• [Aim]: Pick out the lines containing "name".

• [Task input]:
start

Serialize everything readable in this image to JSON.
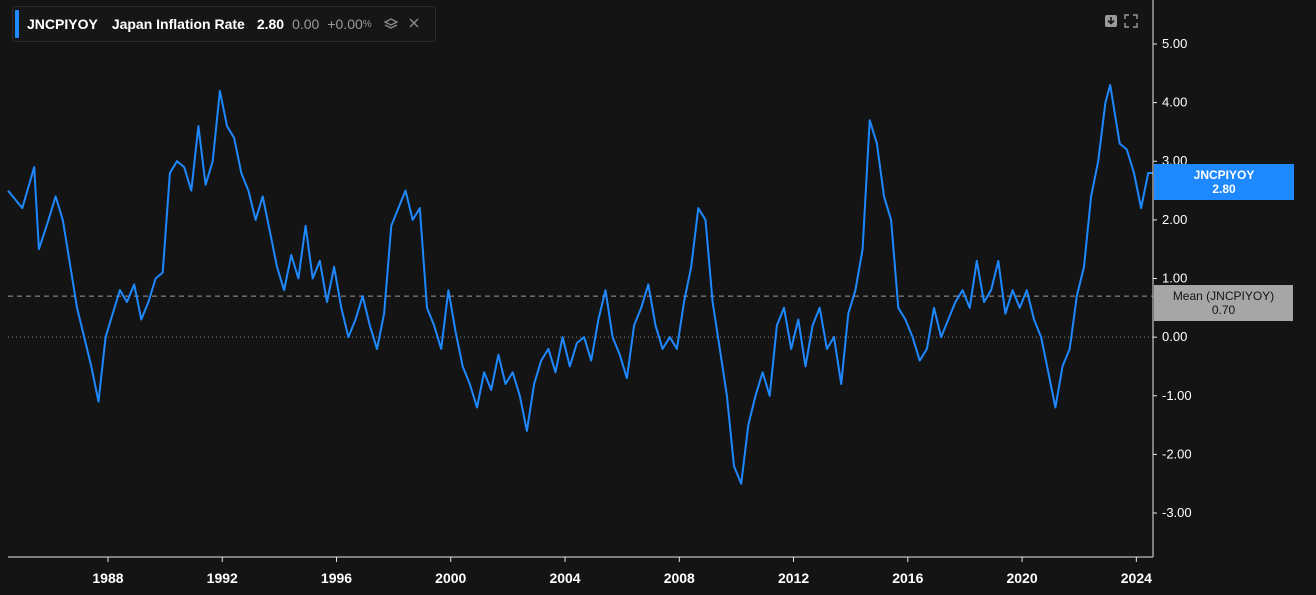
{
  "legend": {
    "ticker": "JNCPIYOY",
    "name": "Japan Inflation Rate",
    "last": "2.80",
    "change": "0.00",
    "change_pct": "+0.00",
    "pct_sign": "%",
    "layers_icon": "layers-icon",
    "close_icon": "close-icon"
  },
  "toolbar": {
    "download_icon": "download-icon",
    "fullscreen_icon": "fullscreen-icon"
  },
  "tags": {
    "last_label": "JNCPIYOY",
    "last_value": "2.80",
    "mean_label": "Mean (JNCPIYOY)",
    "mean_value": "0.70"
  },
  "colors": {
    "background": "#141414",
    "series": "#1e88ff",
    "mean_line": "#9a9a9a",
    "mean_tag": "#a6a6a6",
    "axis_text": "#ffffff"
  },
  "chart_data": {
    "type": "line",
    "x_axis": {
      "type": "date",
      "range": [
        "1984-07",
        "2024-08"
      ],
      "tick_labels": [
        "1988",
        "1992",
        "1996",
        "2000",
        "2004",
        "2008",
        "2012",
        "2016",
        "2020",
        "2024"
      ]
    },
    "y_axis": {
      "position": "right",
      "range": [
        -3.75,
        5.75
      ],
      "tick_labels": [
        "5.00",
        "4.00",
        "3.00",
        "2.00",
        "1.00",
        "0.00",
        "-1.00",
        "-2.00",
        "-3.00"
      ]
    },
    "grid": false,
    "reference_lines": [
      {
        "label": "Mean (JNCPIYOY)",
        "value": 0.7,
        "style": "dashed"
      },
      {
        "value": 0.0,
        "style": "dotted"
      }
    ],
    "series": [
      {
        "name": "JNCPIYOY",
        "points": [
          [
            "1984-07",
            2.5
          ],
          [
            "1985-01",
            2.2
          ],
          [
            "1985-06",
            2.9
          ],
          [
            "1985-08",
            1.5
          ],
          [
            "1985-12",
            2.0
          ],
          [
            "1986-03",
            2.4
          ],
          [
            "1986-06",
            2.0
          ],
          [
            "1986-10",
            1.0
          ],
          [
            "1986-12",
            0.5
          ],
          [
            "1987-03",
            0.0
          ],
          [
            "1987-06",
            -0.5
          ],
          [
            "1987-09",
            -1.1
          ],
          [
            "1987-12",
            0.0
          ],
          [
            "1988-03",
            0.4
          ],
          [
            "1988-06",
            0.8
          ],
          [
            "1988-09",
            0.6
          ],
          [
            "1988-12",
            0.9
          ],
          [
            "1989-03",
            0.3
          ],
          [
            "1989-06",
            0.6
          ],
          [
            "1989-09",
            1.0
          ],
          [
            "1989-12",
            1.1
          ],
          [
            "1990-03",
            2.8
          ],
          [
            "1990-06",
            3.0
          ],
          [
            "1990-09",
            2.9
          ],
          [
            "1990-12",
            2.5
          ],
          [
            "1991-03",
            3.6
          ],
          [
            "1991-06",
            2.6
          ],
          [
            "1991-09",
            3.0
          ],
          [
            "1991-12",
            4.2
          ],
          [
            "1992-03",
            3.6
          ],
          [
            "1992-06",
            3.4
          ],
          [
            "1992-09",
            2.8
          ],
          [
            "1992-12",
            2.5
          ],
          [
            "1993-03",
            2.0
          ],
          [
            "1993-06",
            2.4
          ],
          [
            "1993-09",
            1.8
          ],
          [
            "1993-12",
            1.2
          ],
          [
            "1994-03",
            0.8
          ],
          [
            "1994-06",
            1.4
          ],
          [
            "1994-09",
            1.0
          ],
          [
            "1994-12",
            1.9
          ],
          [
            "1995-03",
            1.0
          ],
          [
            "1995-06",
            1.3
          ],
          [
            "1995-09",
            0.6
          ],
          [
            "1995-12",
            1.2
          ],
          [
            "1996-03",
            0.5
          ],
          [
            "1996-06",
            0.0
          ],
          [
            "1996-09",
            0.3
          ],
          [
            "1996-12",
            0.7
          ],
          [
            "1997-03",
            0.2
          ],
          [
            "1997-06",
            -0.2
          ],
          [
            "1997-09",
            0.4
          ],
          [
            "1997-12",
            1.9
          ],
          [
            "1998-03",
            2.2
          ],
          [
            "1998-06",
            2.5
          ],
          [
            "1998-09",
            2.0
          ],
          [
            "1998-12",
            2.2
          ],
          [
            "1999-03",
            0.5
          ],
          [
            "1999-06",
            0.2
          ],
          [
            "1999-09",
            -0.2
          ],
          [
            "1999-12",
            0.8
          ],
          [
            "2000-03",
            0.1
          ],
          [
            "2000-06",
            -0.5
          ],
          [
            "2000-09",
            -0.8
          ],
          [
            "2000-12",
            -1.2
          ],
          [
            "2001-03",
            -0.6
          ],
          [
            "2001-06",
            -0.9
          ],
          [
            "2001-09",
            -0.3
          ],
          [
            "2001-12",
            -0.8
          ],
          [
            "2002-03",
            -0.6
          ],
          [
            "2002-06",
            -1.0
          ],
          [
            "2002-09",
            -1.6
          ],
          [
            "2002-12",
            -0.8
          ],
          [
            "2003-03",
            -0.4
          ],
          [
            "2003-06",
            -0.2
          ],
          [
            "2003-09",
            -0.6
          ],
          [
            "2003-12",
            0.0
          ],
          [
            "2004-03",
            -0.5
          ],
          [
            "2004-06",
            -0.1
          ],
          [
            "2004-09",
            0.0
          ],
          [
            "2004-12",
            -0.4
          ],
          [
            "2005-03",
            0.3
          ],
          [
            "2005-06",
            0.8
          ],
          [
            "2005-09",
            0.0
          ],
          [
            "2005-12",
            -0.3
          ],
          [
            "2006-03",
            -0.7
          ],
          [
            "2006-06",
            0.2
          ],
          [
            "2006-09",
            0.5
          ],
          [
            "2006-12",
            0.9
          ],
          [
            "2007-03",
            0.2
          ],
          [
            "2007-06",
            -0.2
          ],
          [
            "2007-09",
            0.0
          ],
          [
            "2007-12",
            -0.2
          ],
          [
            "2008-03",
            0.6
          ],
          [
            "2008-06",
            1.2
          ],
          [
            "2008-09",
            2.2
          ],
          [
            "2008-12",
            2.0
          ],
          [
            "2009-03",
            0.6
          ],
          [
            "2009-06",
            -0.2
          ],
          [
            "2009-09",
            -1.0
          ],
          [
            "2009-12",
            -2.2
          ],
          [
            "2010-03",
            -2.5
          ],
          [
            "2010-06",
            -1.5
          ],
          [
            "2010-09",
            -1.0
          ],
          [
            "2010-12",
            -0.6
          ],
          [
            "2011-03",
            -1.0
          ],
          [
            "2011-06",
            0.2
          ],
          [
            "2011-09",
            0.5
          ],
          [
            "2011-12",
            -0.2
          ],
          [
            "2012-03",
            0.3
          ],
          [
            "2012-06",
            -0.5
          ],
          [
            "2012-09",
            0.2
          ],
          [
            "2012-12",
            0.5
          ],
          [
            "2013-03",
            -0.2
          ],
          [
            "2013-06",
            0.0
          ],
          [
            "2013-09",
            -0.8
          ],
          [
            "2013-12",
            0.4
          ],
          [
            "2014-03",
            0.8
          ],
          [
            "2014-06",
            1.5
          ],
          [
            "2014-09",
            3.7
          ],
          [
            "2014-12",
            3.3
          ],
          [
            "2015-03",
            2.4
          ],
          [
            "2015-06",
            2.0
          ],
          [
            "2015-09",
            0.5
          ],
          [
            "2015-12",
            0.3
          ],
          [
            "2016-03",
            0.0
          ],
          [
            "2016-06",
            -0.4
          ],
          [
            "2016-09",
            -0.2
          ],
          [
            "2016-12",
            0.5
          ],
          [
            "2017-03",
            0.0
          ],
          [
            "2017-06",
            0.3
          ],
          [
            "2017-09",
            0.6
          ],
          [
            "2017-12",
            0.8
          ],
          [
            "2018-03",
            0.5
          ],
          [
            "2018-06",
            1.3
          ],
          [
            "2018-09",
            0.6
          ],
          [
            "2018-12",
            0.8
          ],
          [
            "2019-03",
            1.3
          ],
          [
            "2019-06",
            0.4
          ],
          [
            "2019-09",
            0.8
          ],
          [
            "2019-12",
            0.5
          ],
          [
            "2020-03",
            0.8
          ],
          [
            "2020-06",
            0.3
          ],
          [
            "2020-09",
            0.0
          ],
          [
            "2020-12",
            -0.6
          ],
          [
            "2021-03",
            -1.2
          ],
          [
            "2021-06",
            -0.5
          ],
          [
            "2021-09",
            -0.2
          ],
          [
            "2021-12",
            0.7
          ],
          [
            "2022-03",
            1.2
          ],
          [
            "2022-06",
            2.4
          ],
          [
            "2022-09",
            3.0
          ],
          [
            "2022-12",
            4.0
          ],
          [
            "2023-02",
            4.3
          ],
          [
            "2023-06",
            3.3
          ],
          [
            "2023-09",
            3.2
          ],
          [
            "2023-12",
            2.8
          ],
          [
            "2024-03",
            2.2
          ],
          [
            "2024-06",
            2.8
          ],
          [
            "2024-08",
            2.8
          ]
        ]
      }
    ]
  }
}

end

• [Final result]:
    "name": "Japan Inflation Rate",
        "name": "JNCPIYOY",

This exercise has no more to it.